Read the records below. Copy each line where the string "заглушены" occurs.

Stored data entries
========================================
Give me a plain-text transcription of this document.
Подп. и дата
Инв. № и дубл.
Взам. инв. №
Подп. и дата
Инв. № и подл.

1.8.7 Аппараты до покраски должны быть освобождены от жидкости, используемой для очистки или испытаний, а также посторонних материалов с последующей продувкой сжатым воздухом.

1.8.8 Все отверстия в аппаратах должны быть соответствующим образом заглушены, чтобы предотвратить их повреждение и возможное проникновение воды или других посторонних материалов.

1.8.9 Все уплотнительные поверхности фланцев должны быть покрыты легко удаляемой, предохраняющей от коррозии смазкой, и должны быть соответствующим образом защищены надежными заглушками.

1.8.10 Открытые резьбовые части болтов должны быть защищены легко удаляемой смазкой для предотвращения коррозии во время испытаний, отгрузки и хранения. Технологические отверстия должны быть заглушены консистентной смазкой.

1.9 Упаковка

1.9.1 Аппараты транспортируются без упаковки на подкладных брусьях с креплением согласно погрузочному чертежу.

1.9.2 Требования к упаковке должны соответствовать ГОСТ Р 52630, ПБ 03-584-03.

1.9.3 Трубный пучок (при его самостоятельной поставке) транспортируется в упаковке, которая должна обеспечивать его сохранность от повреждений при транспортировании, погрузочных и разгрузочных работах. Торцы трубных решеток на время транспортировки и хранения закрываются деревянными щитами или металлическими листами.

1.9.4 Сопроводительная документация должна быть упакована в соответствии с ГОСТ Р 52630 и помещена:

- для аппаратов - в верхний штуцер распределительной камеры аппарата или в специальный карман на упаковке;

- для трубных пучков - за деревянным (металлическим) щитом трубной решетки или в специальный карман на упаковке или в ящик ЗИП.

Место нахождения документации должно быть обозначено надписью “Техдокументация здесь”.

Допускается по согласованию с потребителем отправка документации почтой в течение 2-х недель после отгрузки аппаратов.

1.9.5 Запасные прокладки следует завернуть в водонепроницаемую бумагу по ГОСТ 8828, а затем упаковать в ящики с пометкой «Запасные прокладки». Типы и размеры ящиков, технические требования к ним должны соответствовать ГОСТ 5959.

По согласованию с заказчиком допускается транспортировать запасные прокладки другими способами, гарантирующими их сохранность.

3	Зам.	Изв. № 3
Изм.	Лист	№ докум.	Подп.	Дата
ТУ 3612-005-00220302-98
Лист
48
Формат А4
========================================
> **Solution to the problem**:
1.8.8 Все отверстия в аппаратах должны быть соответствующим образом заглушены, чтобы предотвратить их повреждение и возможное проникновение воды или других посторонних материалов.
1.8.10 Открытые резьбовые части болтов должны быть защищены легко удаляемой смазкой для предотвращения коррозии во время испытаний, отгрузки и хранения. Технологические отверстия должны быть заглушены консистентной смазкой.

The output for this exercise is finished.